Quelle:
© Stefanie Profus, i. A. d. Stadt Marburg
„Wir gedenken der Opfer von Hass und Gewalt: Millionen von Jüdinnen und Juden wurden industriell ermordet. Homosexuelle, Sinti und Roma, Menschen mit Behinderungen, Oppositionelle starben in den Folgen des 9. November. Wir gedenken ihnen. Wir wollen und wir werden sie nie vergessen“, sagte Oberbürgermeister Dr. Thomas Spies während der Besinnungsstunde an der Synagogengedenkstätte. „Dass wir uns heute an diesem Ort zusammenfinden, ist uns nicht nur bürgerliche Pflicht, sondern eine Frage des Anstands“, ergänzte Spies.
Für die Gesellschaft für Christlich-Jüdische Zusammenarbeit betonte Dr. Klaus Dorn, dass Rassismus nirgends eine Alternative sein kann und Demonstrationen wie #wirstehenzusammen oder dieses Gedenken zum 9. November deutliche Zeichen setzen. An zivilgesellschaftliche Organisationen wie Kirchen, die Antifa und verschiedenste Initiativen richtete Dorn, dass die Gesellschaft sie brauche. „Wehren wir uns gemeinsam“ und „Sage nein“, als Liedzeile von Konstantin Wecker, gab Dorn den Anwesenden mit auf den Weg. Anschließend sprachen Mitglieder der jüdischen Gemeinde mit ihrem Vorsitzenden und Marburgs Ehrenbürger Amnon Orbach, das Kaddisch als eines der wichtigsten jüdischen Gebete.

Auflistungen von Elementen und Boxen

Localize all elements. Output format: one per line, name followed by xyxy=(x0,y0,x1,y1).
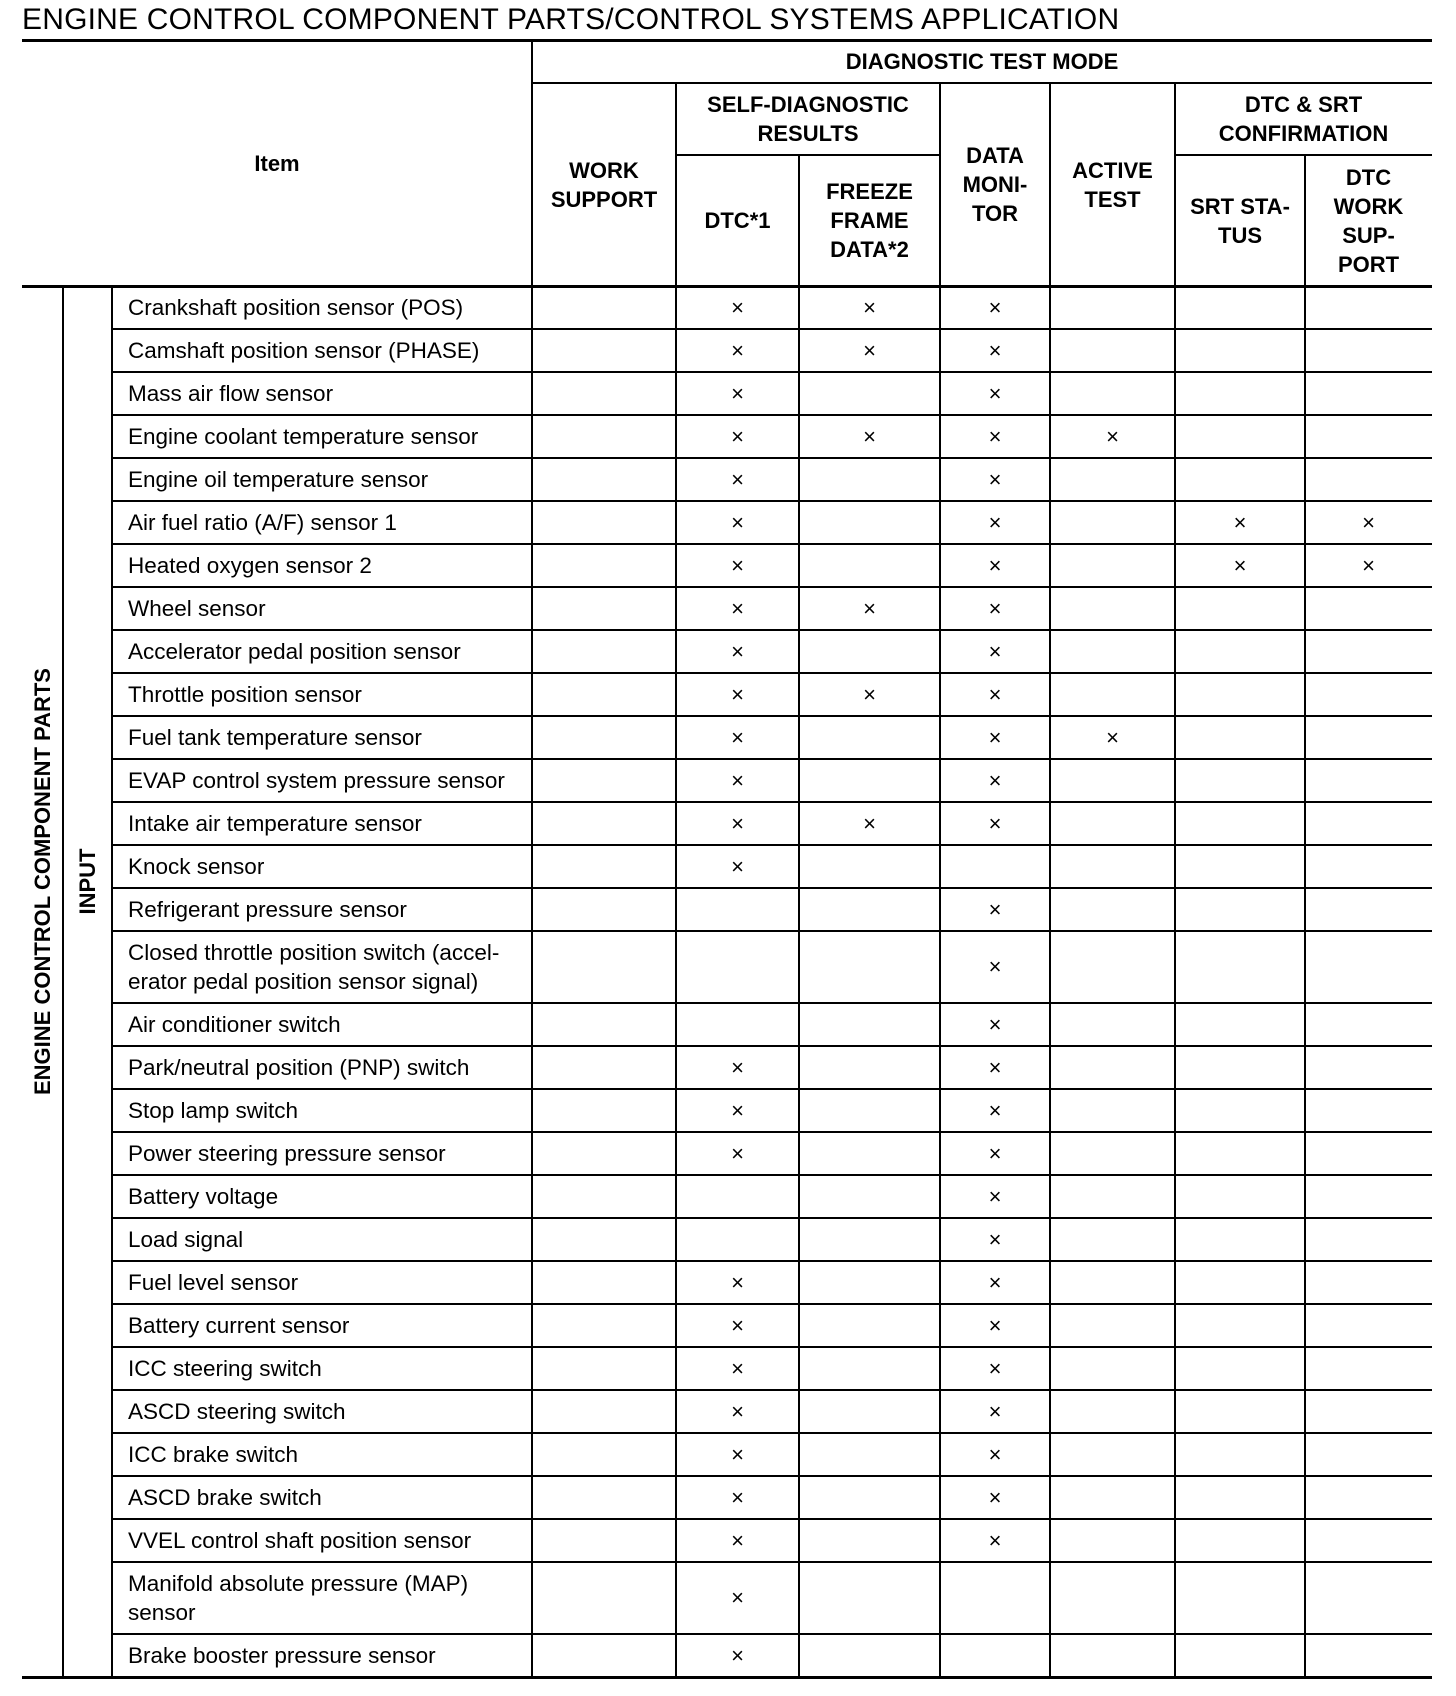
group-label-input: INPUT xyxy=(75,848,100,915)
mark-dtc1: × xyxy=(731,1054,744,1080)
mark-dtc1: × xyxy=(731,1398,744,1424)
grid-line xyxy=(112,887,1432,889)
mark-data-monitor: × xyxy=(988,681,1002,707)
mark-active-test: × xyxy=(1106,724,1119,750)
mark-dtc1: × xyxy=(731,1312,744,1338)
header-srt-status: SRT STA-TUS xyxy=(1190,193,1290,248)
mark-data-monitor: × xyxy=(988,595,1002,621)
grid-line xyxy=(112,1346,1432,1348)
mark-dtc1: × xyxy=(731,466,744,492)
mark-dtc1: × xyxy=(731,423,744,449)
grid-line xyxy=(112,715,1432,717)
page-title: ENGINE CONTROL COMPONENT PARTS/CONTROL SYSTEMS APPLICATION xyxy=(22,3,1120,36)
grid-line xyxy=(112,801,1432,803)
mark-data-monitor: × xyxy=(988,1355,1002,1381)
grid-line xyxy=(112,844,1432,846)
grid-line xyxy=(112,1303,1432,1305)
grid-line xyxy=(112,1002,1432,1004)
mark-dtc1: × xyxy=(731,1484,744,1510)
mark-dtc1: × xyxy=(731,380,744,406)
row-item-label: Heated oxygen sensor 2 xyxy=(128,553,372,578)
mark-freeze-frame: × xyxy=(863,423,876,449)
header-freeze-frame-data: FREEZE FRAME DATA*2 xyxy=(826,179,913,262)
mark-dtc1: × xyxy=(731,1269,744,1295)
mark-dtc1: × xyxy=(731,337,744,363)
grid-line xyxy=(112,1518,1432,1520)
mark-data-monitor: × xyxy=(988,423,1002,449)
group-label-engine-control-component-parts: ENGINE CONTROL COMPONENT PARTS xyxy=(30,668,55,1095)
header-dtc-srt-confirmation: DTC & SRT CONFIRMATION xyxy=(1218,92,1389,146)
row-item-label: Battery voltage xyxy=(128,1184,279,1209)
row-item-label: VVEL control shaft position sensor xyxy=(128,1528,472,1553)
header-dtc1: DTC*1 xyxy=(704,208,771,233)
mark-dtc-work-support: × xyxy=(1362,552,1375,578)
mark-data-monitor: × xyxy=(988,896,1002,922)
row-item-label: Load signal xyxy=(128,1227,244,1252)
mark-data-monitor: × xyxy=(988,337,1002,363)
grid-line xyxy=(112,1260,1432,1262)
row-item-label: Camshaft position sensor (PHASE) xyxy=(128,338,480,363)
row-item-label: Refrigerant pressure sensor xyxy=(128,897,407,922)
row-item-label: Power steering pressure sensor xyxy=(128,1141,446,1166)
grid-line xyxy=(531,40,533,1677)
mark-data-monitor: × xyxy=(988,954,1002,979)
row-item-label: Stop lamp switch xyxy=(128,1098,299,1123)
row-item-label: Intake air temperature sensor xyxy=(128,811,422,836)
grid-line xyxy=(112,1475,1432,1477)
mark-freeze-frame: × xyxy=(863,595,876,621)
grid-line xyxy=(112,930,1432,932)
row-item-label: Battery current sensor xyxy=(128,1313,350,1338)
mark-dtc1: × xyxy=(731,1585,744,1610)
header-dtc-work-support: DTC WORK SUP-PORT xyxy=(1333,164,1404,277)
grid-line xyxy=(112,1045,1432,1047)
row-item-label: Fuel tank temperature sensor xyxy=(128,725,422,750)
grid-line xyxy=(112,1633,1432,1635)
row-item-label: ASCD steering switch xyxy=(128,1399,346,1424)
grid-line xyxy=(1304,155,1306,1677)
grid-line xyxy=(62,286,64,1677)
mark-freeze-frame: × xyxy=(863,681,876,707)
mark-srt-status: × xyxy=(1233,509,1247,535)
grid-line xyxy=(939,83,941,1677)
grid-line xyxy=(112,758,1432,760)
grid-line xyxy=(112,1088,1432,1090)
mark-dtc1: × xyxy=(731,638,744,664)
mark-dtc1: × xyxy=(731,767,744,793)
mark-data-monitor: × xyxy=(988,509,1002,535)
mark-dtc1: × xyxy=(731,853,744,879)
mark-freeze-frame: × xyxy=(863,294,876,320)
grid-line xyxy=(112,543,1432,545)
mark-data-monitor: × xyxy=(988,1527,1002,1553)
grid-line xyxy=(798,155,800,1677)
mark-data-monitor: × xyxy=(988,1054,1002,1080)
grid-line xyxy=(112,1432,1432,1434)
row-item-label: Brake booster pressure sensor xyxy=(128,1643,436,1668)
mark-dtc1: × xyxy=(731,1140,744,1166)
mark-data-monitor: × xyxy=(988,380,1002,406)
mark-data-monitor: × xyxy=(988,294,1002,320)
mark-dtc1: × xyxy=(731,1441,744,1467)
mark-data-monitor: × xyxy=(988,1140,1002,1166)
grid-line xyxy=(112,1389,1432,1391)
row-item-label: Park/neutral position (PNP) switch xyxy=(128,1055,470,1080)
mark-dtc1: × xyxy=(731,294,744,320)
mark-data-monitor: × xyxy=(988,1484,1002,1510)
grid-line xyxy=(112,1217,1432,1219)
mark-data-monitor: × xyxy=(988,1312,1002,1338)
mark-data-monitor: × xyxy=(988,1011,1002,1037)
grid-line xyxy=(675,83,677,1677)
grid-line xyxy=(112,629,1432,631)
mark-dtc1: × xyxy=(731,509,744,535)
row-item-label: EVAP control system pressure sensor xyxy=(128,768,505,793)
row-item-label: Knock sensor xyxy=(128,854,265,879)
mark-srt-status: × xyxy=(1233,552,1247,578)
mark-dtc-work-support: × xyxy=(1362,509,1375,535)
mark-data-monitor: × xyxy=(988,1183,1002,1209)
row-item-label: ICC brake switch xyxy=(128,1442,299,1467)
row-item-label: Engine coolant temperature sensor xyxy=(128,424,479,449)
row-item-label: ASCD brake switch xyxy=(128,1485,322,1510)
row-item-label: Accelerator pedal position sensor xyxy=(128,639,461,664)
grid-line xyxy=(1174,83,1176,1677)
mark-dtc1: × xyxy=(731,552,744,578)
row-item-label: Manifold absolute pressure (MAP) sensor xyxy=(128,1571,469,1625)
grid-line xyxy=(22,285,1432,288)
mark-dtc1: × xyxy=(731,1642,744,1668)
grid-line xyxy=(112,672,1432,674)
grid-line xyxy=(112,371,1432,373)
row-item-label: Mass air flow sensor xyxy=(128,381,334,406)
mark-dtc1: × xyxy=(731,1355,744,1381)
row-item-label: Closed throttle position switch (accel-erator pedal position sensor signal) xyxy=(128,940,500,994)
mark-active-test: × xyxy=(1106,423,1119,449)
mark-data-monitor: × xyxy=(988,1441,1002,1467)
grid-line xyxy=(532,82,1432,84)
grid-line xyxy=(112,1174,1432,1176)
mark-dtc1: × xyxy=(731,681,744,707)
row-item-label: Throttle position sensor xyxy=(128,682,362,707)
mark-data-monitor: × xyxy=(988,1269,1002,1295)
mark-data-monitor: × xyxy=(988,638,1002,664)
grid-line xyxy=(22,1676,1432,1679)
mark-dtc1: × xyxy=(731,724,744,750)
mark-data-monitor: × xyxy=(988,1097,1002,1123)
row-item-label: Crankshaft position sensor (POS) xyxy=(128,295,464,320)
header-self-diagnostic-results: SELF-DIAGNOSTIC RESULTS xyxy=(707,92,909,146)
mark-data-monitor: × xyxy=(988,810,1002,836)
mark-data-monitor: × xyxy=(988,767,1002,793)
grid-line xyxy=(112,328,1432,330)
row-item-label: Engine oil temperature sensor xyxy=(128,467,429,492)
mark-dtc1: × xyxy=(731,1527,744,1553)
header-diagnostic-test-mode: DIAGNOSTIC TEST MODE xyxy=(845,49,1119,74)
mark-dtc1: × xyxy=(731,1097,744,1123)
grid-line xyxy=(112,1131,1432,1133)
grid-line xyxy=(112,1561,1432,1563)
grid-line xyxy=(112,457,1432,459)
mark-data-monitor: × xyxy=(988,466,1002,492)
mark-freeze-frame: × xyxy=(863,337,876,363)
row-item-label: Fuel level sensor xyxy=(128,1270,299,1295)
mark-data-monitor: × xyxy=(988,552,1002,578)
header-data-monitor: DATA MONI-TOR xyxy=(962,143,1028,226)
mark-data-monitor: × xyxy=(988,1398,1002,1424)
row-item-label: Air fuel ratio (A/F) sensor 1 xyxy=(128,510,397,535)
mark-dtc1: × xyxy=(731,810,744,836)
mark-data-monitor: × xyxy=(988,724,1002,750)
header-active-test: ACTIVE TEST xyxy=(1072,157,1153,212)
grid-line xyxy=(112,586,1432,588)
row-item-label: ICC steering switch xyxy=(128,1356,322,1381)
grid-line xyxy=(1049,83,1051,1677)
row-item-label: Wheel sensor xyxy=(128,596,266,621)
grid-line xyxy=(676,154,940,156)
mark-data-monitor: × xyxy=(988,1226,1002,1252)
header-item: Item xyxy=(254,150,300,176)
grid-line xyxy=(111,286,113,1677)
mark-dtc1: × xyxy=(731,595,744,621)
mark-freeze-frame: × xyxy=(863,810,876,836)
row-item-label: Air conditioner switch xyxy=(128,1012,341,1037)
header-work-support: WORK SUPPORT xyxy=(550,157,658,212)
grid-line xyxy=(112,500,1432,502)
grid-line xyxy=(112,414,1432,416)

Erforderliche Schritte:
a) Prüfen Sie, ob die folgenden Aussagen mit dem Bericht zur Besinnungsstunde übereinstimmen, und belegen Sie jede Antwort (ja oder nein) mit den entscheidenden Worten, wörtlich zitiert: (i) Oberbürgermeister Spies sprach an der Synagogengedenkstätte. (ii) Dr. Klaus Dorn sprach im Namen der jüdischen Gemeinde. (iii) Amnon Orbach ist Ehrenbürger Marburgs.
b) Beantworten Sie anhand des Berichts zur Besinnungsstunde kurz die folgenden Fragen:
(i) Wer ist der Urheber der Liedzeile „Sage nein“?
(ii) Welches Gebet sprachen Mitglieder der jüdischen Gemeinde?
(iii) Welche Demonstration nennt Dorn als Beispiel für ein deutliches Zeichen?
c) Geben Sie aus dem Bericht zur Besinnungsstunde die Passage von „Für die Gesellschaft“ bis einschließlich „wichtigsten jüdischen Gebete.“ wortgetreu wieder.
Die Datensätze stammen aus einer anderen Quelle.

Ergebnisse je Aufgabe:
a)
(i) Ja: „sagte Oberbürgermeister Dr. Thomas Spies während der Besinnungsstunde an der Synagogengedenkstätte“
(ii) Nein: „Für die Gesellschaft für Christlich-Jüdische Zusammenarbeit betonte Dr. Klaus Dorn“
(iii) Ja: „ihrem Vorsitzenden und Marburgs Ehrenbürger Amnon Orbach“

b)
(i) Konstantin Wecker
(ii) Das Kaddisch
(iii) #wirstehenzusammen

c)
Für die Gesellschaft für Christlich-Jüdische Zusammenarbeit betonte Dr. Klaus Dorn, dass Rassismus nirgends eine Alternative sein kann und Demonstrationen wie #wirstehenzusammen oder dieses Gedenken zum 9. November deutliche Zeichen setzen. An zivilgesellschaftliche Organisationen wie Kirchen, die Antifa und verschiedenste Initiativen richtete Dorn, dass die Gesellschaft sie brauche. „Wehren wir uns gemeinsam“ und „Sage nein“, als Liedzeile von Konstantin Wecker, gab Dorn den Anwesenden mit auf den Weg. Anschließend sprachen Mitglieder der jüdischen Gemeinde mit ihrem Vorsitzenden und Marburgs Ehrenbürger Amnon Orbach, das Kaddisch als eines der wichtigsten jüdischen Gebete.